### Required task
Every record that follows should be printed verbatim.

### Dataset records
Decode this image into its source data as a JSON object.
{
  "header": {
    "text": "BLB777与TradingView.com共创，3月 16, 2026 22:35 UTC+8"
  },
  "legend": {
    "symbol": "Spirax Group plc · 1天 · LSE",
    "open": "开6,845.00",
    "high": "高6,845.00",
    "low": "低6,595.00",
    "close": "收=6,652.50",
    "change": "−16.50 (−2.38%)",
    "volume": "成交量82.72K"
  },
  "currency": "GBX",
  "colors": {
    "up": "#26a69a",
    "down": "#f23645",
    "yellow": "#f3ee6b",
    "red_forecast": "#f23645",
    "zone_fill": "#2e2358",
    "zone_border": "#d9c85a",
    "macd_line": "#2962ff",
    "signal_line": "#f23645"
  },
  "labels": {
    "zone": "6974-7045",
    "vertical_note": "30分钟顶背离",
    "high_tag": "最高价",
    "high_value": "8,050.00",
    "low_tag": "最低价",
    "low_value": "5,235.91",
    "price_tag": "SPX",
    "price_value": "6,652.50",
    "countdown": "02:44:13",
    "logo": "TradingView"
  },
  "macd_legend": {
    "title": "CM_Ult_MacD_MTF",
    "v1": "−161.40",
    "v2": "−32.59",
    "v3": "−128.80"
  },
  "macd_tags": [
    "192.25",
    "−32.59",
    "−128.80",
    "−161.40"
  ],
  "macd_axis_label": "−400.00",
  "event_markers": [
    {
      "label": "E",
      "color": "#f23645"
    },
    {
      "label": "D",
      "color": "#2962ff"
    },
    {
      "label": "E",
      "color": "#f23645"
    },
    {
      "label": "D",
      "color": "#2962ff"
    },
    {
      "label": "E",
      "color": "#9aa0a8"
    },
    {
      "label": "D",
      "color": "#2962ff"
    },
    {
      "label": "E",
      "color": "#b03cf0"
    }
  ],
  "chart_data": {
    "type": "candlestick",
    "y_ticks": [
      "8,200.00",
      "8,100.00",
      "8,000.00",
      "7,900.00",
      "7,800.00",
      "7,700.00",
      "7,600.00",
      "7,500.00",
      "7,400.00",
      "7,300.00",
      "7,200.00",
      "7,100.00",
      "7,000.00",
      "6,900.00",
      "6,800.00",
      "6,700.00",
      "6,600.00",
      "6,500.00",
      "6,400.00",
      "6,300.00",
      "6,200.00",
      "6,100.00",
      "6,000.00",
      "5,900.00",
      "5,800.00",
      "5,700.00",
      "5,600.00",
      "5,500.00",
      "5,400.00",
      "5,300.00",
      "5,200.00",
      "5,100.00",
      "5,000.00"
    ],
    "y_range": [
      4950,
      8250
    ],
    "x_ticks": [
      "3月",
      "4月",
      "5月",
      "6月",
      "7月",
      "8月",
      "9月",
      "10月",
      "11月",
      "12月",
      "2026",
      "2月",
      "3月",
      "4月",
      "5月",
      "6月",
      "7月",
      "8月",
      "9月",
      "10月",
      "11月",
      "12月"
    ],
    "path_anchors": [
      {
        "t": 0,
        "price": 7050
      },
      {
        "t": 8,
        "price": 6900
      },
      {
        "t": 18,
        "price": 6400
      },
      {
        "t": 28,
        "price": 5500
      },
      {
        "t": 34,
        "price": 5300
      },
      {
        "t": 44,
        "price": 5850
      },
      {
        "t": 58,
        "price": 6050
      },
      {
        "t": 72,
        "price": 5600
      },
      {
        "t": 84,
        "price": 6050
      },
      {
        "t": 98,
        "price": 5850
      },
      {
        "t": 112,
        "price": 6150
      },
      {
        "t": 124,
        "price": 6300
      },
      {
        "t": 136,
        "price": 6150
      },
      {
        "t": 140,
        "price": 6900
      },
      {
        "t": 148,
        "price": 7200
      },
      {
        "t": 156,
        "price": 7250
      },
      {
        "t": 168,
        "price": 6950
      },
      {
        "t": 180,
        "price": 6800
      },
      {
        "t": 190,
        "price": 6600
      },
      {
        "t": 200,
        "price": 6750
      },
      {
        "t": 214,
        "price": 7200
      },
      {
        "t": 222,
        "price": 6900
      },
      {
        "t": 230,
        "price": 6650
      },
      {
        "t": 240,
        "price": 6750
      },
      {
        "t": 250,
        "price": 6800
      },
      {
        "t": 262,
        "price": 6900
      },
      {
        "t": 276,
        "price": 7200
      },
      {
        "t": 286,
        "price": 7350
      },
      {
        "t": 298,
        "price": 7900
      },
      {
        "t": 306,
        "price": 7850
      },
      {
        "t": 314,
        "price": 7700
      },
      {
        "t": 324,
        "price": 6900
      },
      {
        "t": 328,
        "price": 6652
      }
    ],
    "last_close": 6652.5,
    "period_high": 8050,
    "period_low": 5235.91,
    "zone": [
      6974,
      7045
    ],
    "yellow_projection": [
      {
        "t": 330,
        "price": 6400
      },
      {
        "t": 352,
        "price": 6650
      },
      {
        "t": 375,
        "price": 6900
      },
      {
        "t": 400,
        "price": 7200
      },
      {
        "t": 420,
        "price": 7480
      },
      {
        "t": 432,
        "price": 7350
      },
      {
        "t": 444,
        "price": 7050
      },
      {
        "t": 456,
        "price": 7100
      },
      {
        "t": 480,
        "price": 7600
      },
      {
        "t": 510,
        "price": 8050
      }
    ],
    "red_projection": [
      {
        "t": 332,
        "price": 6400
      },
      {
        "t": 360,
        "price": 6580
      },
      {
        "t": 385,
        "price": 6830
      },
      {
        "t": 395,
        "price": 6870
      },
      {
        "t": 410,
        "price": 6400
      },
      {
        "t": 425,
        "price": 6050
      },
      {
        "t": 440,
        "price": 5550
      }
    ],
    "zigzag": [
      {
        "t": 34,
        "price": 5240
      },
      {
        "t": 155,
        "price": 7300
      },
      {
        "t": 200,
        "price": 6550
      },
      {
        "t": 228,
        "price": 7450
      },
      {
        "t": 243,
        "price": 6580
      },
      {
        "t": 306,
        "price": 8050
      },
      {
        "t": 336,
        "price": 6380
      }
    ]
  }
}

### Worked answer
Decode this image into its source data as a JSON object.
{
  "header": {
    "text": "BLB777与TradingView.com共创，3月 16, 2026 22:35 UTC+8"
  },
  "legend": {
    "symbol": "Spirax Group plc · 1天 · LSE",
    "open": "开6,845.00",
    "high": "高6,845.00",
    "low": "低6,595.00",
    "close": "收=6,652.50",
    "change": "−16.50 (−2.38%)",
    "volume": "成交量82.72K"
  },
  "currency": "GBX",
  "colors": {
    "up": "#26a69a",
    "down": "#f23645",
    "yellow": "#f3ee6b",
    "red_forecast": "#f23645",
    "zone_fill": "#2e2358",
    "zone_border": "#d9c85a",
    "macd_line": "#2962ff",
    "signal_line": "#f23645"
  },
  "labels": {
    "zone": "6974-7045",
    "vertical_note": "30分钟顶背离",
    "high_tag": "最高价",
    "high_value": "8,050.00",
    "low_tag": "最低价",
    "low_value": "5,235.91",
    "price_tag": "SPX",
    "price_value": "6,652.50",
    "countdown": "02:44:13",
    "logo": "TradingView"
  },
  "macd_legend": {
    "title": "CM_Ult_MacD_MTF",
    "v1": "−161.40",
    "v2": "−32.59",
    "v3": "−128.80"
  },
  "macd_tags": [
    "192.25",
    "−32.59",
    "−128.80",
    "−161.40"
  ],
  "macd_axis_label": "−400.00",
  "event_markers": [
    {
      "label": "E",
      "color": "#f23645"
    },
    {
      "label": "D",
      "color": "#2962ff"
    },
    {
      "label": "E",
      "color": "#f23645"
    },
    {
      "label": "D",
      "color": "#2962ff"
    },
    {
      "label": "E",
      "color": "#9aa0a8"
    },
    {
      "label": "D",
      "color": "#2962ff"
    },
    {
      "label": "E",
      "color": "#b03cf0"
    }
  ],
  "chart_data": {
    "type": "candlestick",
    "y_ticks": [
      "8,200.00",
      "8,100.00",
      "8,000.00",
      "7,900.00",
      "7,800.00",
      "7,700.00",
      "7,600.00",
      "7,500.00",
      "7,400.00",
      "7,300.00",
      "7,200.00",
      "7,100.00",
      "7,000.00",
      "6,900.00",
      "6,800.00",
      "6,700.00",
      "6,600.00",
      "6,500.00",
      "6,400.00",
      "6,300.00",
      "6,200.00",
      "6,100.00",
      "6,000.00",
      "5,900.00",
      "5,800.00",
      "5,700.00",
      "5,600.00",
      "5,500.00",
      "5,400.00",
      "5,300.00",
      "5,200.00",
      "5,100.00",
      "5,000.00"
    ],
    "y_range": [
      4950,
      8250
    ],
    "x_ticks": [
      "3月",
      "4月",
      "5月",
      "6月",
      "7月",
      "8月",
      "9月",
      "10月",
      "11月",
      "12月",
      "2026",
      "2月",
      "3月",
      "4月",
      "5月",
      "6月",
      "7月",
      "8月",
      "9月",
      "10月",
      "11月",
      "12月"
    ],
    "path_anchors": [
      {
        "t": 0,
        "price": 7050
      },
      {
        "t": 8,
        "price": 6900
      },
      {
        "t": 18,
        "price": 6400
      },
      {
        "t": 28,
        "price": 5500
      },
      {
        "t": 34,
        "price": 5300
      },
      {
        "t": 44,
        "price": 5850
      },
      {
        "t": 58,
        "price": 6050
      },
      {
        "t": 72,
        "price": 5600
      },
      {
        "t": 84,
        "price": 6050
      },
      {
        "t": 98,
        "price": 5850
      },
      {
        "t": 112,
        "price": 6150
      },
      {
        "t": 124,
        "price": 6300
      },
      {
        "t": 136,
        "price": 6150
      },
      {
        "t": 140,
        "price": 6900
      },
      {
        "t": 148,
        "price": 7200
      },
      {
        "t": 156,
        "price": 7250
      },
      {
        "t": 168,
        "price": 6950
      },
      {
        "t": 180,
        "price": 6800
      },
      {
        "t": 190,
        "price": 6600
      },
      {
        "t": 200,
        "price": 6750
      },
      {
        "t": 214,
        "price": 7200
      },
      {
        "t": 222,
        "price": 6900
      },
      {
        "t": 230,
        "price": 6650
      },
      {
        "t": 240,
        "price": 6750
      },
      {
        "t": 250,
        "price": 6800
      },
      {
        "t": 262,
        "price": 6900
      },
      {
        "t": 276,
        "price": 7200
      },
      {
        "t": 286,
        "price": 7350
      },
      {
        "t": 298,
        "price": 7900
      },
      {
        "t": 306,
        "price": 7850
      },
      {
        "t": 314,
        "price": 7700
      },
      {
        "t": 324,
        "price": 6900
      },
      {
        "t": 328,
        "price": 6652
      }
    ],
    "last_close": 6652.5,
    "period_high": 8050,
    "period_low": 5235.91,
    "zone": [
      6974,
      7045
    ],
    "yellow_projection": [
      {
        "t": 330,
        "price": 6400
      },
      {
        "t": 352,
        "price": 6650
      },
      {
        "t": 375,
        "price": 6900
      },
      {
        "t": 400,
        "price": 7200
      },
      {
        "t": 420,
        "price": 7480
      },
      {
        "t": 432,
        "price": 7350
      },
      {
        "t": 444,
        "price": 7050
      },
      {
        "t": 456,
        "price": 7100
      },
      {
        "t": 480,
        "price": 7600
      },
      {
        "t": 510,
        "price": 8050
      }
    ],
    "red_projection": [
      {
        "t": 332,
        "price": 6400
      },
      {
        "t": 360,
        "price": 6580
      },
      {
        "t": 385,
        "price": 6830
      },
      {
        "t": 395,
        "price": 6870
      },
      {
        "t": 410,
        "price": 6400
      },
      {
        "t": 425,
        "price": 6050
      },
      {
        "t": 440,
        "price": 5550
      }
    ],
    "zigzag": [
      {
        "t": 34,
        "price": 5240
      },
      {
        "t": 155,
        "price": 7300
      },
      {
        "t": 200,
        "price": 6550
      },
      {
        "t": 228,
        "price": 7450
      },
      {
        "t": 243,
        "price": 6580
      },
      {
        "t": 306,
        "price": 8050
      },
      {
        "t": 336,
        "price": 6380
      }
    ]
  }
}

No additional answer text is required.